STATED PROBLEM – Output exactly the lines between the line that contains "Reverse-engineer this chart into JSON." and the last line of the material, counting both.

RECORD SET –
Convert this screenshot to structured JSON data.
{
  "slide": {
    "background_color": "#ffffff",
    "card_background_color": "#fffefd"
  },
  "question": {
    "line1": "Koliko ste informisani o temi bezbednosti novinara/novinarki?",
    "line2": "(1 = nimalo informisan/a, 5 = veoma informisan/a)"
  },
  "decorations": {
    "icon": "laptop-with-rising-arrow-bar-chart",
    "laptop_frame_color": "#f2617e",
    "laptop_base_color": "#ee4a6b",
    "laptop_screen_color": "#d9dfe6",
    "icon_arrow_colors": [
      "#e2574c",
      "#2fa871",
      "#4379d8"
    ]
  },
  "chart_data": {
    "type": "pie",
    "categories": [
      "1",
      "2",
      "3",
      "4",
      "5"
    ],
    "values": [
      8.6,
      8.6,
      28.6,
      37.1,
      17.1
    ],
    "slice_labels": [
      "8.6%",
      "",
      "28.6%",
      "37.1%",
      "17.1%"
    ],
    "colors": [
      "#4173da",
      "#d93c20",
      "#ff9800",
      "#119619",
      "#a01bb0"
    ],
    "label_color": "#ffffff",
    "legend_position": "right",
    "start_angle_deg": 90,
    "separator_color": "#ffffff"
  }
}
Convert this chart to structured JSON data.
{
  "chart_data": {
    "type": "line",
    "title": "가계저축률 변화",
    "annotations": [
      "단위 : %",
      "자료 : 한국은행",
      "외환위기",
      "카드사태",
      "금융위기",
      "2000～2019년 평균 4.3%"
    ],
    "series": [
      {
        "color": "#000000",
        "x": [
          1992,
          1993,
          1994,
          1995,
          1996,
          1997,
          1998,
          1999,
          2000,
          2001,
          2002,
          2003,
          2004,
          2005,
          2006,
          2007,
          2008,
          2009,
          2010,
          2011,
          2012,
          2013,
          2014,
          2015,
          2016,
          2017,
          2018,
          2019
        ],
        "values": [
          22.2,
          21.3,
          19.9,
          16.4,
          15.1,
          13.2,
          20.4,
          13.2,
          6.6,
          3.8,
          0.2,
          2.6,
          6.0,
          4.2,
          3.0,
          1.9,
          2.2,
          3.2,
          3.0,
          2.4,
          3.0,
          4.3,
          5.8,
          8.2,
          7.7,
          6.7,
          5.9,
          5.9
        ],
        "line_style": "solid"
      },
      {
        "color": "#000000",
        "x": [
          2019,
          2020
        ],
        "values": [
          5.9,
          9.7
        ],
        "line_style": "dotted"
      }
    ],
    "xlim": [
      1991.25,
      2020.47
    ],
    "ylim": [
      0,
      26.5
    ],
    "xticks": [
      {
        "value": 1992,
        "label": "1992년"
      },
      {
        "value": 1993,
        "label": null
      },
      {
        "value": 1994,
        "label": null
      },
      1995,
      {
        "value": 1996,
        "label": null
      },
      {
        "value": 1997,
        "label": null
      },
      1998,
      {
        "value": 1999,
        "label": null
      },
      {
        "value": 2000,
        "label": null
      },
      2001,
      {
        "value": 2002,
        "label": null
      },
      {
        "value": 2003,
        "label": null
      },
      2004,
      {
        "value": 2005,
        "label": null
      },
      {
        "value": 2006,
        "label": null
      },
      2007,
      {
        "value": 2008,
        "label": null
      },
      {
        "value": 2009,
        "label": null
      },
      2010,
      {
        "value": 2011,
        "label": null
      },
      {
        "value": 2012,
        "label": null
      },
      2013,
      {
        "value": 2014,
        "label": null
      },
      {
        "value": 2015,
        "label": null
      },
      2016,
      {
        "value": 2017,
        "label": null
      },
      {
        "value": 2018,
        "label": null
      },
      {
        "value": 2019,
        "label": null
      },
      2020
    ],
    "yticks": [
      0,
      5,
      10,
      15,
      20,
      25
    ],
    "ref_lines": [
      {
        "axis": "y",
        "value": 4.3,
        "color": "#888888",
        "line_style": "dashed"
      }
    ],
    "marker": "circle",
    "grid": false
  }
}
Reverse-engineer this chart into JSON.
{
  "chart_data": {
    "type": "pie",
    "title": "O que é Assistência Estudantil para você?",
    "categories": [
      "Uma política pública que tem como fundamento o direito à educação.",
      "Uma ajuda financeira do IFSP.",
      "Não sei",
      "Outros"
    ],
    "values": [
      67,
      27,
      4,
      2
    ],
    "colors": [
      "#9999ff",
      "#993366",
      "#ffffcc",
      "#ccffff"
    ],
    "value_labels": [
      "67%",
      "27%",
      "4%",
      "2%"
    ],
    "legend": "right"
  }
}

FULL SOLUTION –
Reverse-engineer this chart into JSON.
{
  "chart_data": {
    "type": "pie",
    "title": "O que é Assistência Estudantil para você?",
    "categories": [
      "Uma política pública que tem como fundamento o direito à educação.",
      "Uma ajuda financeira do IFSP.",
      "Não sei",
      "Outros"
    ],
    "values": [
      67,
      27,
      4,
      2
    ],
    "colors": [
      "#9999ff",
      "#993366",
      "#ffffcc",
      "#ccffff"
    ],
    "value_labels": [
      "67%",
      "27%",
      "4%",
      "2%"
    ],
    "legend": "right"
  }
}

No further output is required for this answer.